Task requirements — Repeat exactly each line of the data provided below.
══ Extracted records ══
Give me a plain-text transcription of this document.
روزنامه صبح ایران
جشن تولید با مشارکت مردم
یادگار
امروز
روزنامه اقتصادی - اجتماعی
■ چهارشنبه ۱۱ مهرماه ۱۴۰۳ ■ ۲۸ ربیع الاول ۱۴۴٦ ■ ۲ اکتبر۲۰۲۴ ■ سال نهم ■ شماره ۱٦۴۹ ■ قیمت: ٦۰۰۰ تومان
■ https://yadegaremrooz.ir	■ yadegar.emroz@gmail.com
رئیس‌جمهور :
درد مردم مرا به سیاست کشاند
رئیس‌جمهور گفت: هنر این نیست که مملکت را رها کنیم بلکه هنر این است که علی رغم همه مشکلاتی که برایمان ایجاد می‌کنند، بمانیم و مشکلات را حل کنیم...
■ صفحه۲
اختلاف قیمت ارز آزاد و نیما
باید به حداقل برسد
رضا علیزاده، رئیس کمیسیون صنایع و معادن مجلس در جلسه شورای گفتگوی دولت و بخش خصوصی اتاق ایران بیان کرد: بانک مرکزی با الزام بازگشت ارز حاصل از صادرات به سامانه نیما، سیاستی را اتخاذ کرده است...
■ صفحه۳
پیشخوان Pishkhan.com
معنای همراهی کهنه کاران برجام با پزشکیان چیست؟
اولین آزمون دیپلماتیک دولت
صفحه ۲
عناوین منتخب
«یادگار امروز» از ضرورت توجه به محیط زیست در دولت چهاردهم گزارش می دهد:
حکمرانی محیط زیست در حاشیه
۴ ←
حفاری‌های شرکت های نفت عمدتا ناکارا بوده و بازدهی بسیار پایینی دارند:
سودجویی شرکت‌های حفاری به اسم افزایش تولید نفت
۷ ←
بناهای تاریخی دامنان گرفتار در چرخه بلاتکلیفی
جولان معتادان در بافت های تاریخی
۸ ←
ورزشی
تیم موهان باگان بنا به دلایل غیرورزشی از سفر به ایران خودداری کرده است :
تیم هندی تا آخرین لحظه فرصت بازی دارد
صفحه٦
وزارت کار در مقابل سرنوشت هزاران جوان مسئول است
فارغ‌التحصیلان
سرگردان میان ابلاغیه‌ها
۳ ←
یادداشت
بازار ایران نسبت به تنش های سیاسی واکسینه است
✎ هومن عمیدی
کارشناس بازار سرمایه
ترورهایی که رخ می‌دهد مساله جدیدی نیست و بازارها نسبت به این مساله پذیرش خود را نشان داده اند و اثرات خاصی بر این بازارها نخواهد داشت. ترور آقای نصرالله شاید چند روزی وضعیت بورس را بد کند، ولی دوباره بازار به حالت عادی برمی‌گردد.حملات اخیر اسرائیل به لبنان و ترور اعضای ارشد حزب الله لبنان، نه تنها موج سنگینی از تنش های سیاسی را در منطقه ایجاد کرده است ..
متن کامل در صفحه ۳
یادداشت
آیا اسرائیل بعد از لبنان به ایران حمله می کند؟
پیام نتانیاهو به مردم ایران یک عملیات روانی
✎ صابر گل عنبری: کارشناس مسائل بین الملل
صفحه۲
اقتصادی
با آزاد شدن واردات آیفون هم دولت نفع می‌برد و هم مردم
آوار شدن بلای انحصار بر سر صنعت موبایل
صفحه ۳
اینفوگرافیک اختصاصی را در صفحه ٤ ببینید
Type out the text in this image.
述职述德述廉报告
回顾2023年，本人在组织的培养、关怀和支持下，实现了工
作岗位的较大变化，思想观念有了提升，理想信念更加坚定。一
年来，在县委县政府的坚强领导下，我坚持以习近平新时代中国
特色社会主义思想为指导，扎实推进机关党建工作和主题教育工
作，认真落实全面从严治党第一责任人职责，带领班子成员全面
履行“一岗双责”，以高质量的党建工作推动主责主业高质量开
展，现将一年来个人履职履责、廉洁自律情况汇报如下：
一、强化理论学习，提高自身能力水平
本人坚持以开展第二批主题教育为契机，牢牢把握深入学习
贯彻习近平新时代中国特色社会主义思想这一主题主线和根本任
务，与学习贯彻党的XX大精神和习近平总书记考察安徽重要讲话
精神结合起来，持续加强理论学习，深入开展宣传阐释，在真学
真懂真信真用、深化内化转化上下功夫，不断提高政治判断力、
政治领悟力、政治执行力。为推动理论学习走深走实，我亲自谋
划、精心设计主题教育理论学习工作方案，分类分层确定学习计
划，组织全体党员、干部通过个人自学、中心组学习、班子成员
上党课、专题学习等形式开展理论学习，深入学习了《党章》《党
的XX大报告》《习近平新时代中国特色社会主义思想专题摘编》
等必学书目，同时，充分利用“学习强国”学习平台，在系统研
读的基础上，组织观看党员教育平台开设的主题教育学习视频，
═══
In response —
Give me a plain-text transcription of this document.
روزنامه صبح ایران
جشن تولید با مشارکت مردم
یادگار
امروز
روزنامه اقتصادی - اجتماعی
■ چهارشنبه ۱۱ مهرماه ۱۴۰۳ ■ ۲۸ ربیع الاول ۱۴۴٦ ■ ۲ اکتبر۲۰۲۴ ■ سال نهم ■ شماره ۱٦۴۹ ■ قیمت: ٦۰۰۰ تومان
■ https://yadegaremrooz.ir	■ yadegar.emroz@gmail.com
رئیس‌جمهور :
درد مردم مرا به سیاست کشاند
رئیس‌جمهور گفت: هنر این نیست که مملکت را رها کنیم بلکه هنر این است که علی رغم همه مشکلاتی که برایمان ایجاد می‌کنند، بمانیم و مشکلات را حل کنیم...
■ صفحه۲
اختلاف قیمت ارز آزاد و نیما
باید به حداقل برسد
رضا علیزاده، رئیس کمیسیون صنایع و معادن مجلس در جلسه شورای گفتگوی دولت و بخش خصوصی اتاق ایران بیان کرد: بانک مرکزی با الزام بازگشت ارز حاصل از صادرات به سامانه نیما، سیاستی را اتخاذ کرده است...
■ صفحه۳
پیشخوان Pishkhan.com
معنای همراهی کهنه کاران برجام با پزشکیان چیست؟
اولین آزمون دیپلماتیک دولت
صفحه ۲
عناوین منتخب
«یادگار امروز» از ضرورت توجه به محیط زیست در دولت چهاردهم گزارش می دهد:
حکمرانی محیط زیست در حاشیه
۴ ←
حفاری‌های شرکت های نفت عمدتا ناکارا بوده و بازدهی بسیار پایینی دارند:
سودجویی شرکت‌های حفاری به اسم افزایش تولید نفت
۷ ←
بناهای تاریخی دامنان گرفتار در چرخه بلاتکلیفی
جولان معتادان در بافت های تاریخی
۸ ←
ورزشی
تیم موهان باگان بنا به دلایل غیرورزشی از سفر به ایران خودداری کرده است :
تیم هندی تا آخرین لحظه فرصت بازی دارد
صفحه٦
وزارت کار در مقابل سرنوشت هزاران جوان مسئول است
فارغ‌التحصیلان
سرگردان میان ابلاغیه‌ها
۳ ←
یادداشت
بازار ایران نسبت به تنش های سیاسی واکسینه است
✎ هومن عمیدی
کارشناس بازار سرمایه
ترورهایی که رخ می‌دهد مساله جدیدی نیست و بازارها نسبت به این مساله پذیرش خود را نشان داده اند و اثرات خاصی بر این بازارها نخواهد داشت. ترور آقای نصرالله شاید چند روزی وضعیت بورس را بد کند، ولی دوباره بازار به حالت عادی برمی‌گردد.حملات اخیر اسرائیل به لبنان و ترور اعضای ارشد حزب الله لبنان، نه تنها موج سنگینی از تنش های سیاسی را در منطقه ایجاد کرده است ..
متن کامل در صفحه ۳
یادداشت
آیا اسرائیل بعد از لبنان به ایران حمله می کند؟
پیام نتانیاهو به مردم ایران یک عملیات روانی
✎ صابر گل عنبری: کارشناس مسائل بین الملل
صفحه۲
اقتصادی
با آزاد شدن واردات آیفون هم دولت نفع می‌برد و هم مردم
آوار شدن بلای انحصار بر سر صنعت موبایل
صفحه ۳
اینفوگرافیک اختصاصی را در صفحه ٤ ببینید
Type out the text in this image.
述职述德述廉报告
回顾2023年，本人在组织的培养、关怀和支持下，实现了工
作岗位的较大变化，思想观念有了提升，理想信念更加坚定。一
年来，在县委县政府的坚强领导下，我坚持以习近平新时代中国
特色社会主义思想为指导，扎实推进机关党建工作和主题教育工
作，认真落实全面从严治党第一责任人职责，带领班子成员全面
履行“一岗双责”，以高质量的党建工作推动主责主业高质量开
展，现将一年来个人履职履责、廉洁自律情况汇报如下：
一、强化理论学习，提高自身能力水平
本人坚持以开展第二批主题教育为契机，牢牢把握深入学习
贯彻习近平新时代中国特色社会主义思想这一主题主线和根本任
务，与学习贯彻党的XX大精神和习近平总书记考察安徽重要讲话
精神结合起来，持续加强理论学习，深入开展宣传阐释，在真学
真懂真信真用、深化内化转化上下功夫，不断提高政治判断力、
政治领悟力、政治执行力。为推动理论学习走深走实，我亲自谋
划、精心设计主题教育理论学习工作方案，分类分层确定学习计
划，组织全体党员、干部通过个人自学、中心组学习、班子成员
上党课、专题学习等形式开展理论学习，深入学习了《党章》《党
的XX大报告》《习近平新时代中国特色社会主义思想专题摘编》
等必学书目，同时，充分利用“学习强国”学习平台，在系统研
读的基础上，组织观看党员教育平台开设的主题教育学习视频，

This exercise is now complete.